### WORKING DATA:
════════════════

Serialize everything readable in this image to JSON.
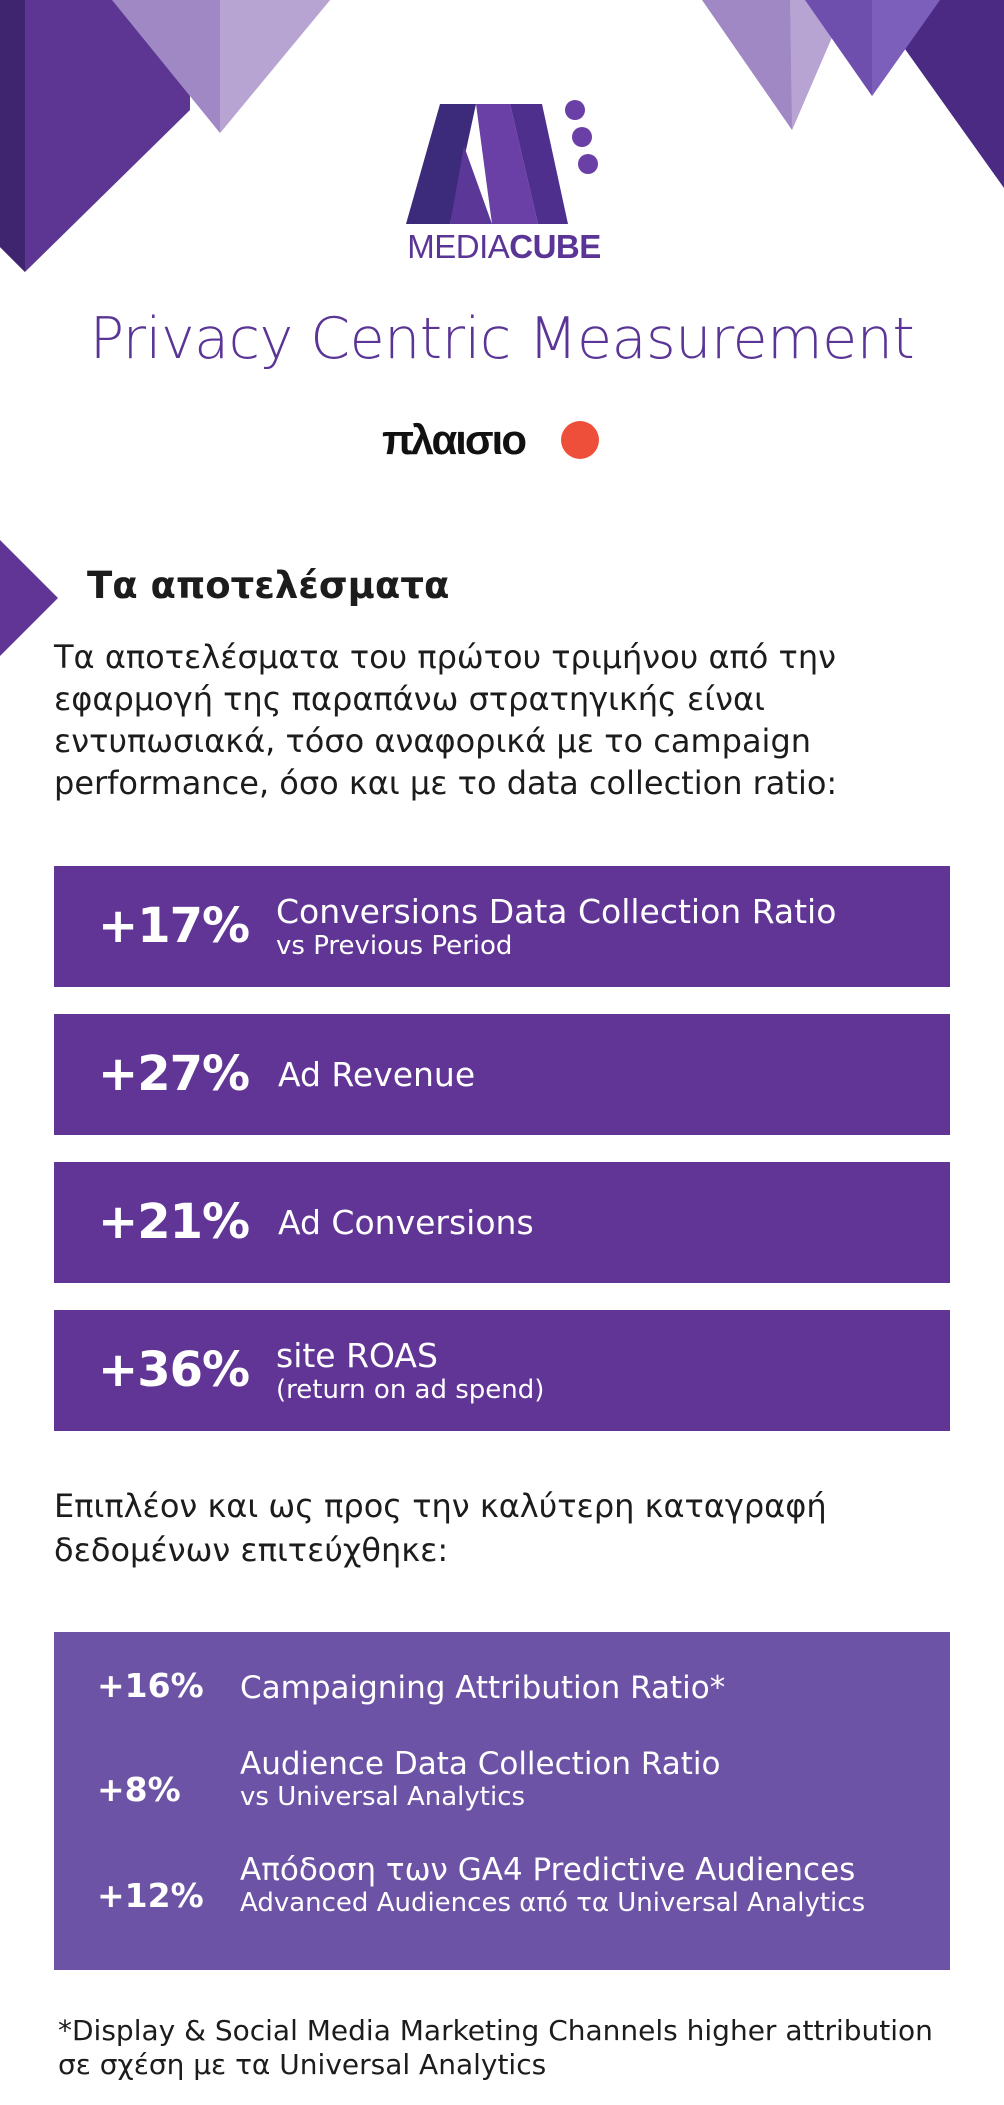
{
  "brand": {
    "logo_word_1": "MEDIA",
    "logo_word_2": "CUBE",
    "accent": "#613595",
    "secondary": "#6d53a6"
  },
  "title": "Privacy Centric Measurement",
  "partner": {
    "name": "πλαισιο",
    "dot_color": "#ee4f3a"
  },
  "section": {
    "heading": "Τα αποτελέσματα",
    "intro": "Τα αποτελέσματα του πρώτου τριμήνου από την εφαρμογή της παραπάνω στρατηγικής είναι εντυπωσιακά, τόσο αναφορικά με το campaign performance, όσο και με το data collection ratio:"
  },
  "stats": [
    {
      "value": "+17%",
      "label": "Conversions Data Collection Ratio",
      "sub": "vs Previous Period"
    },
    {
      "value": "+27%",
      "label": "Ad Revenue",
      "sub": ""
    },
    {
      "value": "+21%",
      "label": "Ad Conversions",
      "sub": ""
    },
    {
      "value": "+36%",
      "label": "site ROAS",
      "sub": "(return on ad spend)"
    }
  ],
  "more_text": "Επιπλέον και ως προς την καλύτερη καταγραφή δεδομένων επιτεύχθηκε:",
  "secondary_stats": [
    {
      "value": "+16%",
      "label": "Campaigning Attribution Ratio*",
      "sub": ""
    },
    {
      "value": "+8%",
      "label": "Audience Data Collection Ratio",
      "sub": "vs Universal Analytics"
    },
    {
      "value": "+12%",
      "label": "Απόδοση των GA4 Predictive Audiences",
      "sub": "Advanced Audiences από τα Universal Analytics"
    }
  ],
  "footnote": "*Display & Social Media Marketing Channels higher attribution σε σχέση με τα Universal Analytics"
}
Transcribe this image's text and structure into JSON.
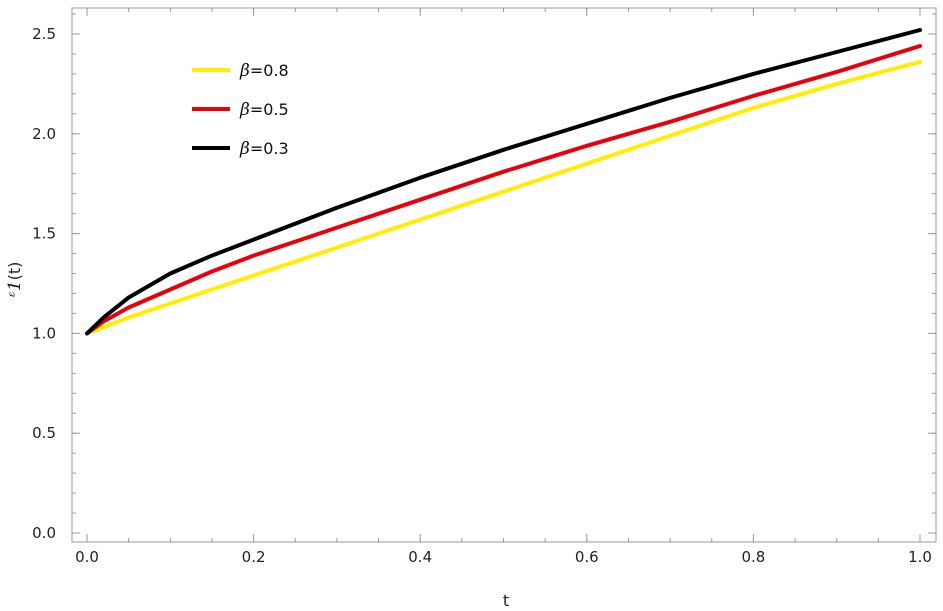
{
  "chart_data": {
    "type": "line",
    "xlabel": "t",
    "ylabel": {
      "symbol": "ᵋ1",
      "arg": "(t)"
    },
    "xlim": [
      0.0,
      1.0
    ],
    "ylim": [
      0.0,
      2.5
    ],
    "x_ticks": [
      "0.0",
      "0.2",
      "0.4",
      "0.6",
      "0.8",
      "1.0"
    ],
    "y_ticks": [
      "0.0",
      "0.5",
      "1.0",
      "1.5",
      "2.0",
      "2.5"
    ],
    "x": [
      0,
      0.02,
      0.05,
      0.1,
      0.15,
      0.2,
      0.3,
      0.4,
      0.5,
      0.6,
      0.7,
      0.8,
      0.9,
      1.0
    ],
    "series": [
      {
        "name": "β=0.8",
        "greek": "β",
        "rest": "=0.8",
        "color": "#ffee00",
        "values": [
          1.0,
          1.03,
          1.08,
          1.15,
          1.22,
          1.29,
          1.43,
          1.57,
          1.71,
          1.85,
          1.99,
          2.13,
          2.25,
          2.36
        ]
      },
      {
        "name": "β=0.5",
        "greek": "β",
        "rest": "=0.5",
        "color": "#e8000b",
        "values": [
          1.0,
          1.06,
          1.13,
          1.22,
          1.31,
          1.39,
          1.53,
          1.67,
          1.81,
          1.94,
          2.06,
          2.19,
          2.31,
          2.44
        ]
      },
      {
        "name": "β=0.3",
        "greek": "β",
        "rest": "=0.3",
        "color": "#000000",
        "values": [
          1.0,
          1.08,
          1.18,
          1.3,
          1.39,
          1.47,
          1.63,
          1.78,
          1.92,
          2.05,
          2.18,
          2.3,
          2.41,
          2.52
        ]
      }
    ],
    "grid": false,
    "legend_position": "top-left"
  }
}
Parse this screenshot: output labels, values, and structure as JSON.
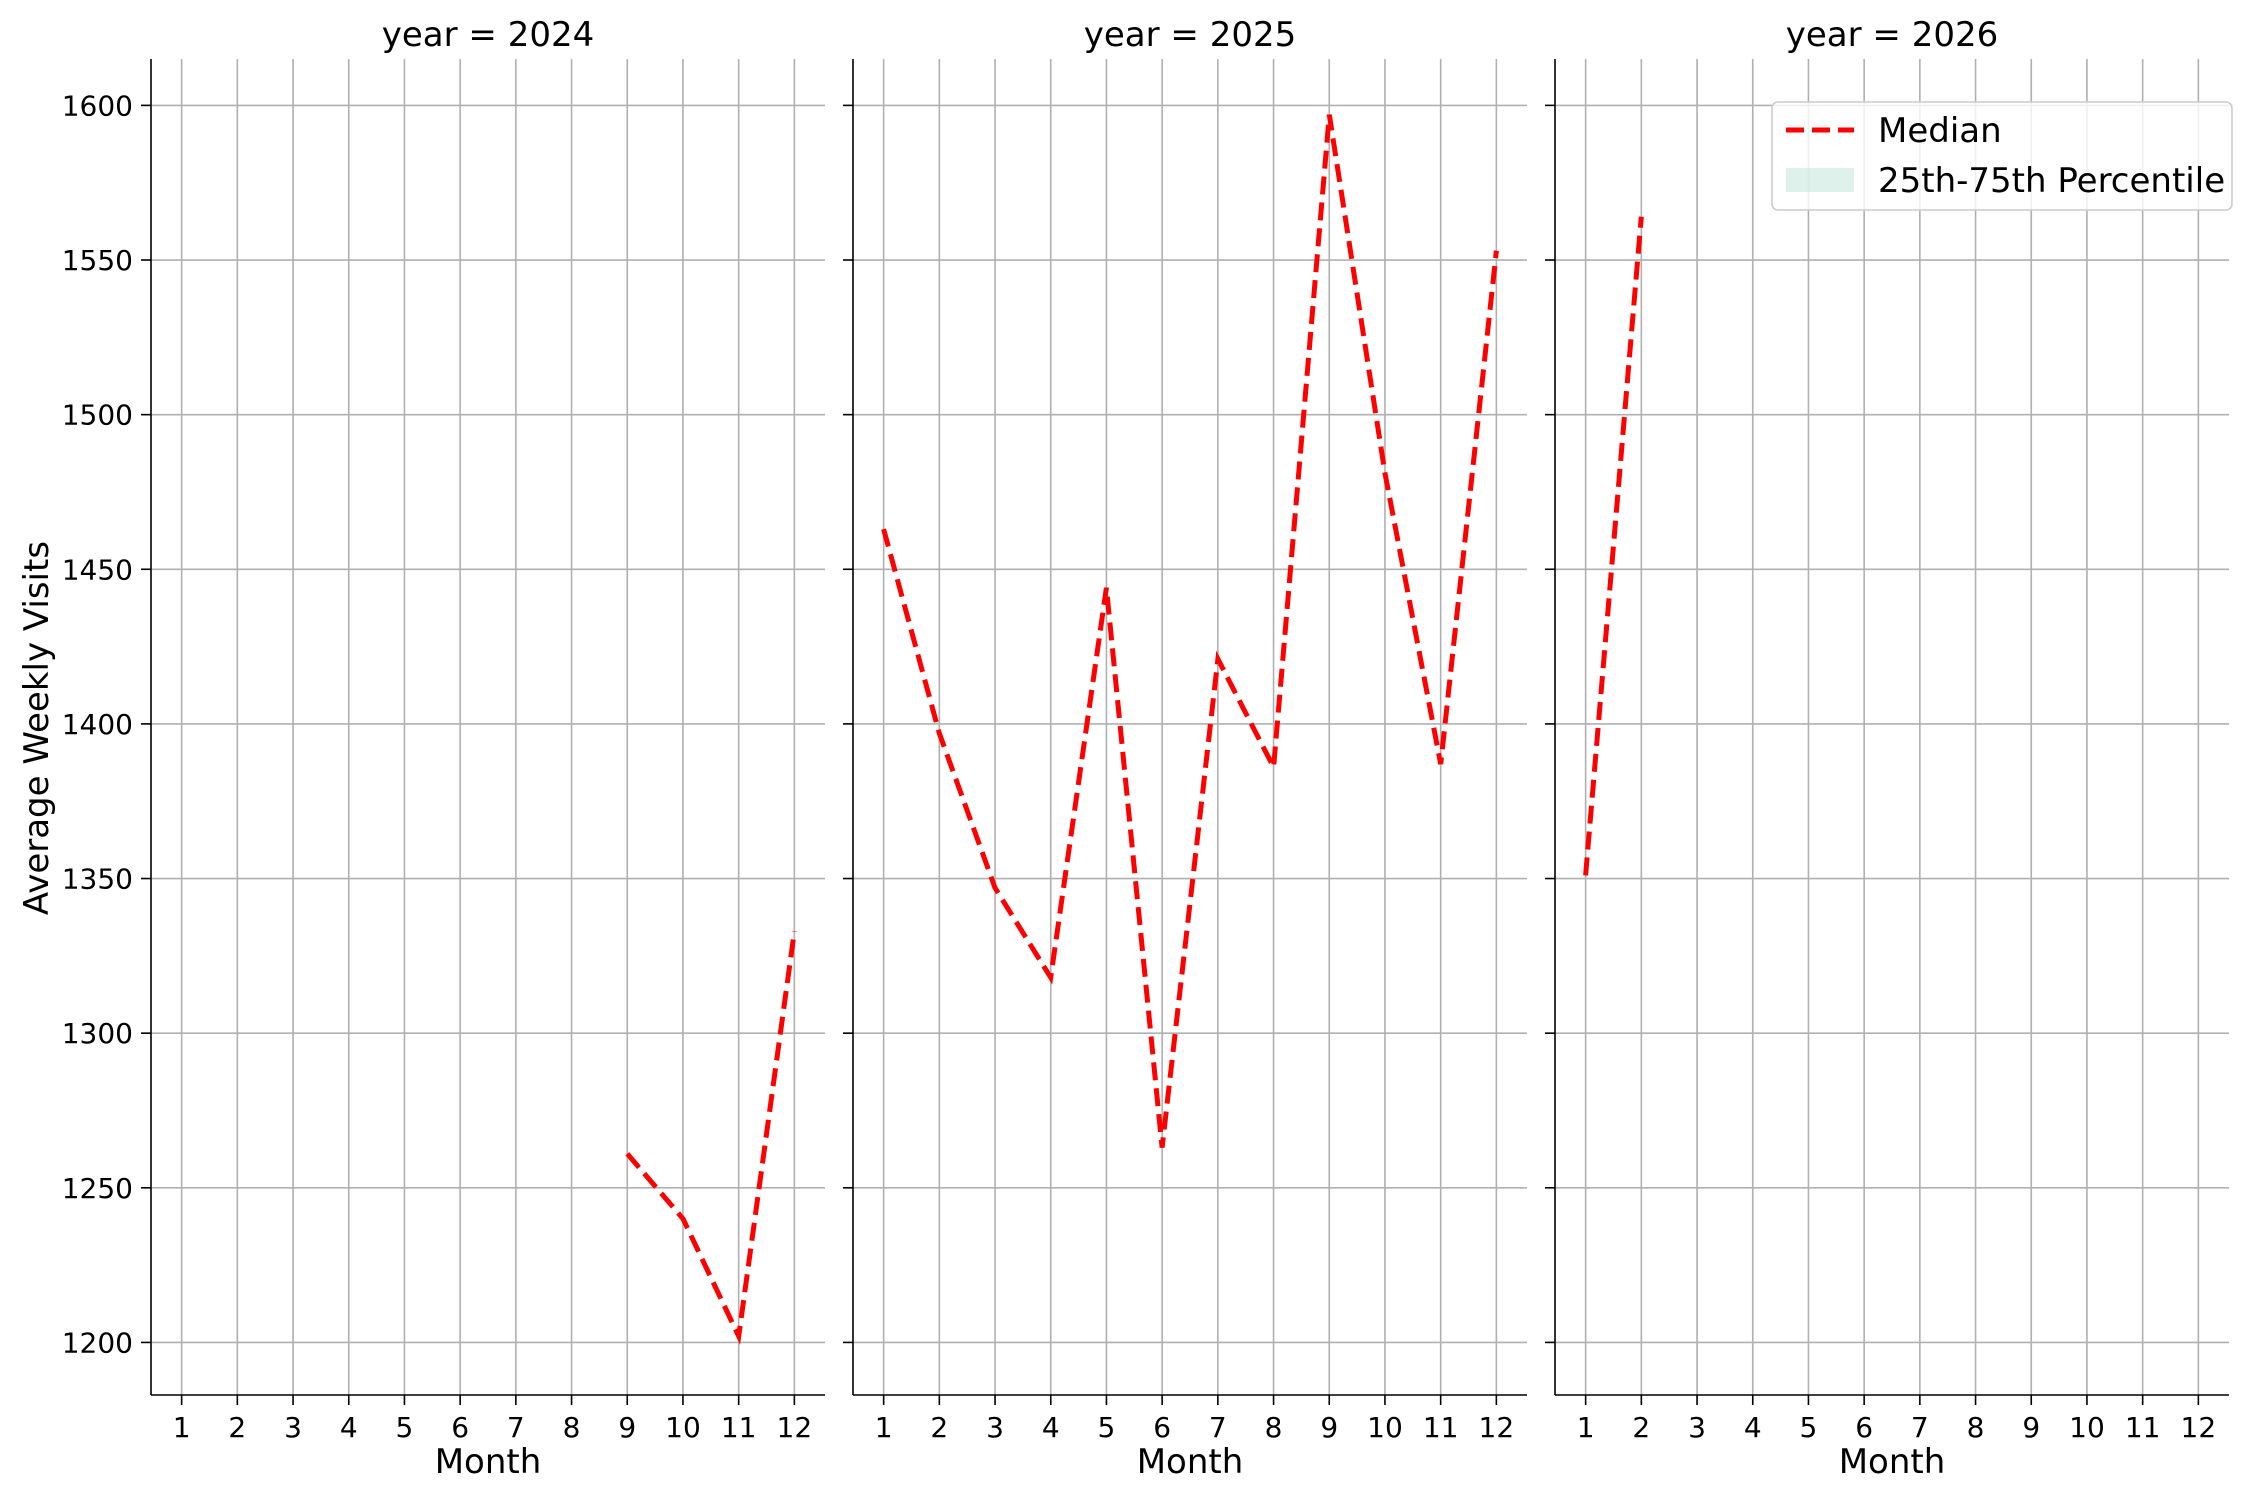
{
  "chart_data": {
    "type": "line",
    "ylabel": "Average Weekly Visits",
    "xlabel": "Month",
    "x_ticks": [
      1,
      2,
      3,
      4,
      5,
      6,
      7,
      8,
      9,
      10,
      11,
      12
    ],
    "y_ticks": [
      1200,
      1250,
      1300,
      1350,
      1400,
      1450,
      1500,
      1550,
      1600
    ],
    "xlim": [
      0.45,
      12.55
    ],
    "ylim": [
      1183,
      1615
    ],
    "grid": true,
    "shared_y": true,
    "legend": {
      "placement": "top-right of last panel",
      "entries": [
        {
          "label": "Median",
          "style": "dashed-line",
          "color": "#ff0000"
        },
        {
          "label": "25th-75th Percentile",
          "style": "fill",
          "color": "#c8e8dc"
        }
      ]
    },
    "colors": {
      "median": "#ff0000",
      "band": "#c8e8dc",
      "grid": "#b0b0b0"
    },
    "panels": [
      {
        "title": "year = 2024",
        "series": [
          {
            "name": "Median",
            "x": [
              9,
              10,
              11,
              12
            ],
            "y": [
              1261,
              1240,
              1202,
              1333
            ]
          }
        ]
      },
      {
        "title": "year = 2025",
        "series": [
          {
            "name": "Median",
            "x": [
              1,
              2,
              3,
              4,
              5,
              6,
              7,
              8,
              9,
              10,
              11,
              12
            ],
            "y": [
              1463,
              1397,
              1347,
              1318,
              1444,
              1263,
              1421,
              1386,
              1597,
              1481,
              1387,
              1553
            ]
          }
        ]
      },
      {
        "title": "year = 2026",
        "series": [
          {
            "name": "Median",
            "x": [
              1,
              2
            ],
            "y": [
              1351,
              1564
            ]
          }
        ]
      }
    ]
  }
}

════════════════

### SET PROBLEM:
Restate the data above word for word. Skip every picture.

### SOLUTION TO THIS EXERCISE:
Serialize everything readable in this image to JSON.
{
  "brand": {
    "logo_word_1": "MEDIA",
    "logo_word_2": "CUBE",
    "accent": "#613595",
    "secondary": "#6d53a6"
  },
  "title": "Privacy Centric Measurement",
  "partner": {
    "name": "πλαισιο",
    "dot_color": "#ee4f3a"
  },
  "section": {
    "heading": "Τα αποτελέσματα",
    "intro": "Τα αποτελέσματα του πρώτου τριμήνου από την εφαρμογή της παραπάνω στρατηγικής είναι εντυπωσιακά, τόσο αναφορικά με το campaign performance, όσο και με το data collection ratio:"
  },
  "stats": [
    {
      "value": "+17%",
      "label": "Conversions Data Collection Ratio",
      "sub": "vs Previous Period"
    },
    {
      "value": "+27%",
      "label": "Ad Revenue",
      "sub": ""
    },
    {
      "value": "+21%",
      "label": "Ad Conversions",
      "sub": ""
    },
    {
      "value": "+36%",
      "label": "site ROAS",
      "sub": "(return on ad spend)"
    }
  ],
  "more_text": "Επιπλέον και ως προς την καλύτερη καταγραφή δεδομένων επιτεύχθηκε:",
  "secondary_stats": [
    {
      "value": "+16%",
      "label": "Campaigning Attribution Ratio*",
      "sub": ""
    },
    {
      "value": "+8%",
      "label": "Audience Data Collection Ratio",
      "sub": "vs Universal Analytics"
    },
    {
      "value": "+12%",
      "label": "Απόδοση των GA4 Predictive Audiences",
      "sub": "Advanced Audiences από τα Universal Analytics"
    }
  ],
  "footnote": "*Display & Social Media Marketing Channels higher attribution σε σχέση με τα Universal Analytics"
}
Transcribe this image's text and structure into JSON.
{
  "chart_data": {
    "type": "line",
    "xlabel": "t",
    "ylabel": {
      "symbol": "ᵋ1",
      "arg": "(t)"
    },
    "xlim": [
      0.0,
      1.0
    ],
    "ylim": [
      0.0,
      2.5
    ],
    "x_ticks": [
      "0.0",
      "0.2",
      "0.4",
      "0.6",
      "0.8",
      "1.0"
    ],
    "y_ticks": [
      "0.0",
      "0.5",
      "1.0",
      "1.5",
      "2.0",
      "2.5"
    ],
    "x": [
      0,
      0.02,
      0.05,
      0.1,
      0.15,
      0.2,
      0.3,
      0.4,
      0.5,
      0.6,
      0.7,
      0.8,
      0.9,
      1.0
    ],
    "series": [
      {
        "name": "β=0.8",
        "greek": "β",
        "rest": "=0.8",
        "color": "#ffee00",
        "values": [
          1.0,
          1.03,
          1.08,
          1.15,
          1.22,
          1.29,
          1.43,
          1.57,
          1.71,
          1.85,
          1.99,
          2.13,
          2.25,
          2.36
        ]
      },
      {
        "name": "β=0.5",
        "greek": "β",
        "rest": "=0.5",
        "color": "#e8000b",
        "values": [
          1.0,
          1.06,
          1.13,
          1.22,
          1.31,
          1.39,
          1.53,
          1.67,
          1.81,
          1.94,
          2.06,
          2.19,
          2.31,
          2.44
        ]
      },
      {
        "name": "β=0.3",
        "greek": "β",
        "rest": "=0.3",
        "color": "#000000",
        "values": [
          1.0,
          1.08,
          1.18,
          1.3,
          1.39,
          1.47,
          1.63,
          1.78,
          1.92,
          2.05,
          2.18,
          2.3,
          2.41,
          2.52
        ]
      }
    ],
    "grid": false,
    "legend_position": "top-left"
  }
}
Parse this screenshot: output labels, values, and structure as JSON.
{
  "chart_data": {
    "type": "line",
    "ylabel": "Average Weekly Visits",
    "xlabel": "Month",
    "x_ticks": [
      1,
      2,
      3,
      4,
      5,
      6,
      7,
      8,
      9,
      10,
      11,
      12
    ],
    "y_ticks": [
      1200,
      1250,
      1300,
      1350,
      1400,
      1450,
      1500,
      1550,
      1600
    ],
    "xlim": [
      0.45,
      12.55
    ],
    "ylim": [
      1183,
      1615
    ],
    "grid": true,
    "shared_y": true,
    "legend": {
      "placement": "top-right of last panel",
      "entries": [
        {
          "label": "Median",
          "style": "dashed-line",
          "color": "#ff0000"
        },
        {
          "label": "25th-75th Percentile",
          "style": "fill",
          "color": "#c8e8dc"
        }
      ]
    },
    "colors": {
      "median": "#ff0000",
      "band": "#c8e8dc",
      "grid": "#b0b0b0"
    },
    "panels": [
      {
        "title": "year = 2024",
        "series": [
          {
            "name": "Median",
            "x": [
              9,
              10,
              11,
              12
            ],
            "y": [
              1261,
              1240,
              1202,
              1333
            ]
          }
        ]
      },
      {
        "title": "year = 2025",
        "series": [
          {
            "name": "Median",
            "x": [
              1,
              2,
              3,
              4,
              5,
              6,
              7,
              8,
              9,
              10,
              11,
              12
            ],
            "y": [
              1463,
              1397,
              1347,
              1318,
              1444,
              1263,
              1421,
              1386,
              1597,
              1481,
              1387,
              1553
            ]
          }
        ]
      },
      {
        "title": "year = 2026",
        "series": [
          {
            "name": "Median",
            "x": [
              1,
              2
            ],
            "y": [
              1351,
              1564
            ]
          }
        ]
      }
    ]
  }
}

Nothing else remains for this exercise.